▶ _REQUIRED TASK_:
Could you write out every entry exactly as it stands?

▶ _ENTRIES_:
-- BEGIN --
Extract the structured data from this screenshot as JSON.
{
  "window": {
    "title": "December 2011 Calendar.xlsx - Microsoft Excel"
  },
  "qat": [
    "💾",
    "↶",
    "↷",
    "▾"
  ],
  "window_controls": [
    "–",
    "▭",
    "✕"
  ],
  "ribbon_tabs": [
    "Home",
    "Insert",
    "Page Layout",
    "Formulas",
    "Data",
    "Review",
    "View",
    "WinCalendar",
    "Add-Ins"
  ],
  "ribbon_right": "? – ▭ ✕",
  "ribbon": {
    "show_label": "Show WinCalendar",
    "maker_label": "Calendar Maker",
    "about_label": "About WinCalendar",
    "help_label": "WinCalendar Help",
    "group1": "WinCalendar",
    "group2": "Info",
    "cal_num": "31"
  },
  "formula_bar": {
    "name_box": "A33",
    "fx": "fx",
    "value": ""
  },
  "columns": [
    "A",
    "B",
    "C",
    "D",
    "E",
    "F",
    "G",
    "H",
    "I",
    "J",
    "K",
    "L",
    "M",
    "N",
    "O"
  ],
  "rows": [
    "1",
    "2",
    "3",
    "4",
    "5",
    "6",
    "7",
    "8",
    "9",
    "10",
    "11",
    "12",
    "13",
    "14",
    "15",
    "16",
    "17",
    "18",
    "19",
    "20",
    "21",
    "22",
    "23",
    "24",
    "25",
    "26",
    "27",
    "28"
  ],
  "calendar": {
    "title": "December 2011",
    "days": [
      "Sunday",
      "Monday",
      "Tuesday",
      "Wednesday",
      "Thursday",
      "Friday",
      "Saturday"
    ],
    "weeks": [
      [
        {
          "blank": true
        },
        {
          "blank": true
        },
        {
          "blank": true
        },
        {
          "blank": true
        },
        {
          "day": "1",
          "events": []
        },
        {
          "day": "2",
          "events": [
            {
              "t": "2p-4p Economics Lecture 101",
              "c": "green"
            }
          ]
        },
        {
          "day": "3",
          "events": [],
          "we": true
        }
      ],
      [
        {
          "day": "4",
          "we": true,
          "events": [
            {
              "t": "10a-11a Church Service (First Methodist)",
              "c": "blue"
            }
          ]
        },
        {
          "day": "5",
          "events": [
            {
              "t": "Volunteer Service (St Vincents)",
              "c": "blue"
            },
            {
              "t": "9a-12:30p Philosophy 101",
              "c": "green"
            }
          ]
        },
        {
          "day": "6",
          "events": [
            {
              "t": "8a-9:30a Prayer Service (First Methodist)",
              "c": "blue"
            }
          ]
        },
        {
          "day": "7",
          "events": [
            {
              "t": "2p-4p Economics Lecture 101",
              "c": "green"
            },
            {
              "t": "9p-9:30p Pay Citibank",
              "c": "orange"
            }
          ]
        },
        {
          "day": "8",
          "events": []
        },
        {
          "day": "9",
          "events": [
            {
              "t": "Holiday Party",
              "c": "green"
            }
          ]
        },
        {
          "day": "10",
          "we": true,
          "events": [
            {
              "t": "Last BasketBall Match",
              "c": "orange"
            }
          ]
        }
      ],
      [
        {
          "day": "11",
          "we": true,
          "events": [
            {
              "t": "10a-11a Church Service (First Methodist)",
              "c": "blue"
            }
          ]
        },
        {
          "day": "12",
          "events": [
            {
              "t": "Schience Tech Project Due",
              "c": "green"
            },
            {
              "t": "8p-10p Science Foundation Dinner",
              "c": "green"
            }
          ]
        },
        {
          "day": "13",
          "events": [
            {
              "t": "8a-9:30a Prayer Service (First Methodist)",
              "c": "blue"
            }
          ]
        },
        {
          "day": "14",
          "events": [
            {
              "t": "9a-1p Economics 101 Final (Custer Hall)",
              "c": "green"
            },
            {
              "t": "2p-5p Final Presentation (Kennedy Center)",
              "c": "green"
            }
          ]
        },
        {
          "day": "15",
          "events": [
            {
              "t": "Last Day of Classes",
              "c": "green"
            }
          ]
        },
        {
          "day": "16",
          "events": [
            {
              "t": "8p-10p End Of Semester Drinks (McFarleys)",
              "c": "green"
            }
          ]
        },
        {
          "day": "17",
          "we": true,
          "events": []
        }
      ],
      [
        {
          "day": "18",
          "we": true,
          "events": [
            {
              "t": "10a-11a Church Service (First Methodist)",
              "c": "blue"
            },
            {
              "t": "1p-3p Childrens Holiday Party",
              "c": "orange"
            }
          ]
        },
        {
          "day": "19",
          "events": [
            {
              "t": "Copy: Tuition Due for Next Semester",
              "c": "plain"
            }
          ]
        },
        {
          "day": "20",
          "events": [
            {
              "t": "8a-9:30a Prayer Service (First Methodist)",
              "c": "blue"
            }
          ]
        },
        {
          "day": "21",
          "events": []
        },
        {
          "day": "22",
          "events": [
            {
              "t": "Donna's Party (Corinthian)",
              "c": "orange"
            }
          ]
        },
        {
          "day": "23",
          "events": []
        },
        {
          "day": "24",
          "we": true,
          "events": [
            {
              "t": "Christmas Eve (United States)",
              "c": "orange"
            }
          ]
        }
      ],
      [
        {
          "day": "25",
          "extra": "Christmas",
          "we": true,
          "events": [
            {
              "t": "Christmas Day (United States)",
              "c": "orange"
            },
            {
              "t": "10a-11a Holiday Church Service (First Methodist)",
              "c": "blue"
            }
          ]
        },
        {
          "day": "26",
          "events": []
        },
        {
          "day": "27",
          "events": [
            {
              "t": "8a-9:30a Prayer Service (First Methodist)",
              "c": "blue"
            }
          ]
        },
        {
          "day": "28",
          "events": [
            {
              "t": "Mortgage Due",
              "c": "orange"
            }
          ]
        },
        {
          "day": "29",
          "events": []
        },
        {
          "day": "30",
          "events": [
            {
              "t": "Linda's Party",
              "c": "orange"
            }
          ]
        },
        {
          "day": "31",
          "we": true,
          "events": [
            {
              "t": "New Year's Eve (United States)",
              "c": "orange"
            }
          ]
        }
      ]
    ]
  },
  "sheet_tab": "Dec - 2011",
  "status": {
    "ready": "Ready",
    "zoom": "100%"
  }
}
-- END --
▶ _OUTPUT FOR THIS TASK_:
Extract the structured data from this screenshot as JSON.
{
  "window": {
    "title": "December 2011 Calendar.xlsx - Microsoft Excel"
  },
  "qat": [
    "💾",
    "↶",
    "↷",
    "▾"
  ],
  "window_controls": [
    "–",
    "▭",
    "✕"
  ],
  "ribbon_tabs": [
    "Home",
    "Insert",
    "Page Layout",
    "Formulas",
    "Data",
    "Review",
    "View",
    "WinCalendar",
    "Add-Ins"
  ],
  "ribbon_right": "? – ▭ ✕",
  "ribbon": {
    "show_label": "Show WinCalendar",
    "maker_label": "Calendar Maker",
    "about_label": "About WinCalendar",
    "help_label": "WinCalendar Help",
    "group1": "WinCalendar",
    "group2": "Info",
    "cal_num": "31"
  },
  "formula_bar": {
    "name_box": "A33",
    "fx": "fx",
    "value": ""
  },
  "columns": [
    "A",
    "B",
    "C",
    "D",
    "E",
    "F",
    "G",
    "H",
    "I",
    "J",
    "K",
    "L",
    "M",
    "N",
    "O"
  ],
  "rows": [
    "1",
    "2",
    "3",
    "4",
    "5",
    "6",
    "7",
    "8",
    "9",
    "10",
    "11",
    "12",
    "13",
    "14",
    "15",
    "16",
    "17",
    "18",
    "19",
    "20",
    "21",
    "22",
    "23",
    "24",
    "25",
    "26",
    "27",
    "28"
  ],
  "calendar": {
    "title": "December 2011",
    "days": [
      "Sunday",
      "Monday",
      "Tuesday",
      "Wednesday",
      "Thursday",
      "Friday",
      "Saturday"
    ],
    "weeks": [
      [
        {
          "blank": true
        },
        {
          "blank": true
        },
        {
          "blank": true
        },
        {
          "blank": true
        },
        {
          "day": "1",
          "events": []
        },
        {
          "day": "2",
          "events": [
            {
              "t": "2p-4p Economics Lecture 101",
              "c": "green"
            }
          ]
        },
        {
          "day": "3",
          "events": [],
          "we": true
        }
      ],
      [
        {
          "day": "4",
          "we": true,
          "events": [
            {
              "t": "10a-11a Church Service (First Methodist)",
              "c": "blue"
            }
          ]
        },
        {
          "day": "5",
          "events": [
            {
              "t": "Volunteer Service (St Vincents)",
              "c": "blue"
            },
            {
              "t": "9a-12:30p Philosophy 101",
              "c": "green"
            }
          ]
        },
        {
          "day": "6",
          "events": [
            {
              "t": "8a-9:30a Prayer Service (First Methodist)",
              "c": "blue"
            }
          ]
        },
        {
          "day": "7",
          "events": [
            {
              "t": "2p-4p Economics Lecture 101",
              "c": "green"
            },
            {
              "t": "9p-9:30p Pay Citibank",
              "c": "orange"
            }
          ]
        },
        {
          "day": "8",
          "events": []
        },
        {
          "day": "9",
          "events": [
            {
              "t": "Holiday Party",
              "c": "green"
            }
          ]
        },
        {
          "day": "10",
          "we": true,
          "events": [
            {
              "t": "Last BasketBall Match",
              "c": "orange"
            }
          ]
        }
      ],
      [
        {
          "day": "11",
          "we": true,
          "events": [
            {
              "t": "10a-11a Church Service (First Methodist)",
              "c": "blue"
            }
          ]
        },
        {
          "day": "12",
          "events": [
            {
              "t": "Schience Tech Project Due",
              "c": "green"
            },
            {
              "t": "8p-10p Science Foundation Dinner",
              "c": "green"
            }
          ]
        },
        {
          "day": "13",
          "events": [
            {
              "t": "8a-9:30a Prayer Service (First Methodist)",
              "c": "blue"
            }
          ]
        },
        {
          "day": "14",
          "events": [
            {
              "t": "9a-1p Economics 101 Final (Custer Hall)",
              "c": "green"
            },
            {
              "t": "2p-5p Final Presentation (Kennedy Center)",
              "c": "green"
            }
          ]
        },
        {
          "day": "15",
          "events": [
            {
              "t": "Last Day of Classes",
              "c": "green"
            }
          ]
        },
        {
          "day": "16",
          "events": [
            {
              "t": "8p-10p End Of Semester Drinks (McFarleys)",
              "c": "green"
            }
          ]
        },
        {
          "day": "17",
          "we": true,
          "events": []
        }
      ],
      [
        {
          "day": "18",
          "we": true,
          "events": [
            {
              "t": "10a-11a Church Service (First Methodist)",
              "c": "blue"
            },
            {
              "t": "1p-3p Childrens Holiday Party",
              "c": "orange"
            }
          ]
        },
        {
          "day": "19",
          "events": [
            {
              "t": "Copy: Tuition Due for Next Semester",
              "c": "plain"
            }
          ]
        },
        {
          "day": "20",
          "events": [
            {
              "t": "8a-9:30a Prayer Service (First Methodist)",
              "c": "blue"
            }
          ]
        },
        {
          "day": "21",
          "events": []
        },
        {
          "day": "22",
          "events": [
            {
              "t": "Donna's Party (Corinthian)",
              "c": "orange"
            }
          ]
        },
        {
          "day": "23",
          "events": []
        },
        {
          "day": "24",
          "we": true,
          "events": [
            {
              "t": "Christmas Eve (United States)",
              "c": "orange"
            }
          ]
        }
      ],
      [
        {
          "day": "25",
          "extra": "Christmas",
          "we": true,
          "events": [
            {
              "t": "Christmas Day (United States)",
              "c": "orange"
            },
            {
              "t": "10a-11a Holiday Church Service (First Methodist)",
              "c": "blue"
            }
          ]
        },
        {
          "day": "26",
          "events": []
        },
        {
          "day": "27",
          "events": [
            {
              "t": "8a-9:30a Prayer Service (First Methodist)",
              "c": "blue"
            }
          ]
        },
        {
          "day": "28",
          "events": [
            {
              "t": "Mortgage Due",
              "c": "orange"
            }
          ]
        },
        {
          "day": "29",
          "events": []
        },
        {
          "day": "30",
          "events": [
            {
              "t": "Linda's Party",
              "c": "orange"
            }
          ]
        },
        {
          "day": "31",
          "we": true,
          "events": [
            {
              "t": "New Year's Eve (United States)",
              "c": "orange"
            }
          ]
        }
      ]
    ]
  },
  "sheet_tab": "Dec - 2011",
  "status": {
    "ready": "Ready",
    "zoom": "100%"
  }
}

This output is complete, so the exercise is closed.